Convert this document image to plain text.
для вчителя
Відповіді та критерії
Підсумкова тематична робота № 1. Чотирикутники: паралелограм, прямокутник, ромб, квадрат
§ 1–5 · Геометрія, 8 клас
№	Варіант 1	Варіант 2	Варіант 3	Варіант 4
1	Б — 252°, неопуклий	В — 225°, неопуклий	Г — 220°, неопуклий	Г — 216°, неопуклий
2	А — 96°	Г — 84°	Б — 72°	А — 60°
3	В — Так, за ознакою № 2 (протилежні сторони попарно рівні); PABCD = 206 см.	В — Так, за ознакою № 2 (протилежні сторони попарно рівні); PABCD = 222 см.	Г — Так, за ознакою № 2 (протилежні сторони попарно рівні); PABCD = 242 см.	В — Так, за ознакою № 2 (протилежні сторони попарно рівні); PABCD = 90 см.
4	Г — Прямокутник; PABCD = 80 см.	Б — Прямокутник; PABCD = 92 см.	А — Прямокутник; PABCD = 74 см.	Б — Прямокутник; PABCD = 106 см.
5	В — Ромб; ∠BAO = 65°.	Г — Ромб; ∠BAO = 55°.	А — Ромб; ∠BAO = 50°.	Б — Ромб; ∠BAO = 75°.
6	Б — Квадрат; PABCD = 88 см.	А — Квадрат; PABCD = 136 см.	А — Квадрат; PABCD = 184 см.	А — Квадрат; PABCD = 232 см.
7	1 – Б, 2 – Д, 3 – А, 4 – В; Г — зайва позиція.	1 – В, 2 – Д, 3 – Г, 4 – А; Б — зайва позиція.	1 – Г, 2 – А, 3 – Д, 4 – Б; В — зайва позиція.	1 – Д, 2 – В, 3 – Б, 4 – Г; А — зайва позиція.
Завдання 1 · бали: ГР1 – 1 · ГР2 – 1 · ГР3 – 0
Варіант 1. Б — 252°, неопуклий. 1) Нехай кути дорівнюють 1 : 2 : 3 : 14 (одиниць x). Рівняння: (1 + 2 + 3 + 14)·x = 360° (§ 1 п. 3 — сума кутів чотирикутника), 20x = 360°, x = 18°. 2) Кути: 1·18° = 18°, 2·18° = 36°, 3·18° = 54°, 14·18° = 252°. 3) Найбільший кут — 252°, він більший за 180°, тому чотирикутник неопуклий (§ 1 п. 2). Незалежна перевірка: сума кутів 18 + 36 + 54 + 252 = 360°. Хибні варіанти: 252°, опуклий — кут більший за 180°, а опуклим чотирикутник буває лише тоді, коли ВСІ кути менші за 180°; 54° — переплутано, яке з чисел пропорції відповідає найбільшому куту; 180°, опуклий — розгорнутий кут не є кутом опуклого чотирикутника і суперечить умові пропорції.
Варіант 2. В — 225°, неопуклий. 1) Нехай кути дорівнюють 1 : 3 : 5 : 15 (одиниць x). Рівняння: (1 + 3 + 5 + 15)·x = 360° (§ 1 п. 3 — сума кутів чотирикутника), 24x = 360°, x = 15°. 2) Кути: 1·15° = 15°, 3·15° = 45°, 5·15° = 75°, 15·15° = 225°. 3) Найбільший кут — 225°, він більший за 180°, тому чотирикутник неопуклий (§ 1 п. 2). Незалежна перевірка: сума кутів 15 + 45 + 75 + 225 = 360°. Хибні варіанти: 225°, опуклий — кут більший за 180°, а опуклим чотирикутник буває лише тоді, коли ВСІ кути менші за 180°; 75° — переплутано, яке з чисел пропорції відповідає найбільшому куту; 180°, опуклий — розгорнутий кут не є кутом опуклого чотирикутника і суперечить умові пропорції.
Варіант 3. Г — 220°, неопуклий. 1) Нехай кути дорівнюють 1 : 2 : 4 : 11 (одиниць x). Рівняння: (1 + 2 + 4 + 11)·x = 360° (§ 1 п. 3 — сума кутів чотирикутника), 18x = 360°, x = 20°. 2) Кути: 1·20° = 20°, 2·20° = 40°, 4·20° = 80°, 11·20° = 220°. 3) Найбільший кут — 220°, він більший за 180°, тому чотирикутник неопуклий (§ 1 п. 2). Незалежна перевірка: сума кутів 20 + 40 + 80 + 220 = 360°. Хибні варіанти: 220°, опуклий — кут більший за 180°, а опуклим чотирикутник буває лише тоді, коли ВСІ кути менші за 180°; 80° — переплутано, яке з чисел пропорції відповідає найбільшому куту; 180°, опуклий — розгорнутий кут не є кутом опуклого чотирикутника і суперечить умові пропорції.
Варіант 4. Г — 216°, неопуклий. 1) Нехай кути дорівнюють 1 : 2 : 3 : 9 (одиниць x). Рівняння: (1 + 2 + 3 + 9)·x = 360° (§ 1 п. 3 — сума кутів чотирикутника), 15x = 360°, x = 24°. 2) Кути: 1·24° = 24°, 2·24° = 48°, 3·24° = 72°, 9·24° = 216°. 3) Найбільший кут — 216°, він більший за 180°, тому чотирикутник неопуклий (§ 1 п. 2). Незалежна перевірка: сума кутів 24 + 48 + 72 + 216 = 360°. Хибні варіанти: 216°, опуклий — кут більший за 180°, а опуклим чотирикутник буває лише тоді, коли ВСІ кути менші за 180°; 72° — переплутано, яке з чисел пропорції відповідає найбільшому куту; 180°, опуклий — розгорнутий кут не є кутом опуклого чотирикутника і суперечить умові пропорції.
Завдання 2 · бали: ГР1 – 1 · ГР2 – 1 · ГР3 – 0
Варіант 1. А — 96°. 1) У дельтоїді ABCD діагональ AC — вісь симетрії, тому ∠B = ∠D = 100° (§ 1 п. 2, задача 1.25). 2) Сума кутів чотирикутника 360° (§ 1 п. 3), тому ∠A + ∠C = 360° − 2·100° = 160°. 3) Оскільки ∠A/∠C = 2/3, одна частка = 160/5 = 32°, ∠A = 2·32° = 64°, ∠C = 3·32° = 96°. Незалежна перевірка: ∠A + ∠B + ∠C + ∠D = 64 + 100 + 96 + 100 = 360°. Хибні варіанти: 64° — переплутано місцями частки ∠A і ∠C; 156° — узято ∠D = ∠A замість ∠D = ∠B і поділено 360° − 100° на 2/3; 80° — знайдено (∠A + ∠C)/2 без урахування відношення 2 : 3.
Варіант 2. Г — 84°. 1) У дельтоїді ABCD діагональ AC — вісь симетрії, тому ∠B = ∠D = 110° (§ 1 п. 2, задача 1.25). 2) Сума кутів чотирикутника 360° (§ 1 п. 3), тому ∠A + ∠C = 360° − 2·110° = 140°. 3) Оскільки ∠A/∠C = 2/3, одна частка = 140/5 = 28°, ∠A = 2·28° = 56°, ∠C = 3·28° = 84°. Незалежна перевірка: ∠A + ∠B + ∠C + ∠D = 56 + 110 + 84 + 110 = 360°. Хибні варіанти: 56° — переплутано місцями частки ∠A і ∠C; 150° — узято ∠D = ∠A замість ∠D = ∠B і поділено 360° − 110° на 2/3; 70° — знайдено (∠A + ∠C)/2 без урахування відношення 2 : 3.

----

Work to do: Sift through the entries and copy every line with "Завдання".

Expected answer:
Завдання 1 · бали: ГР1 – 1 · ГР2 – 1 · ГР3 – 0
Завдання 2 · бали: ГР1 – 1 · ГР2 – 1 · ГР3 – 0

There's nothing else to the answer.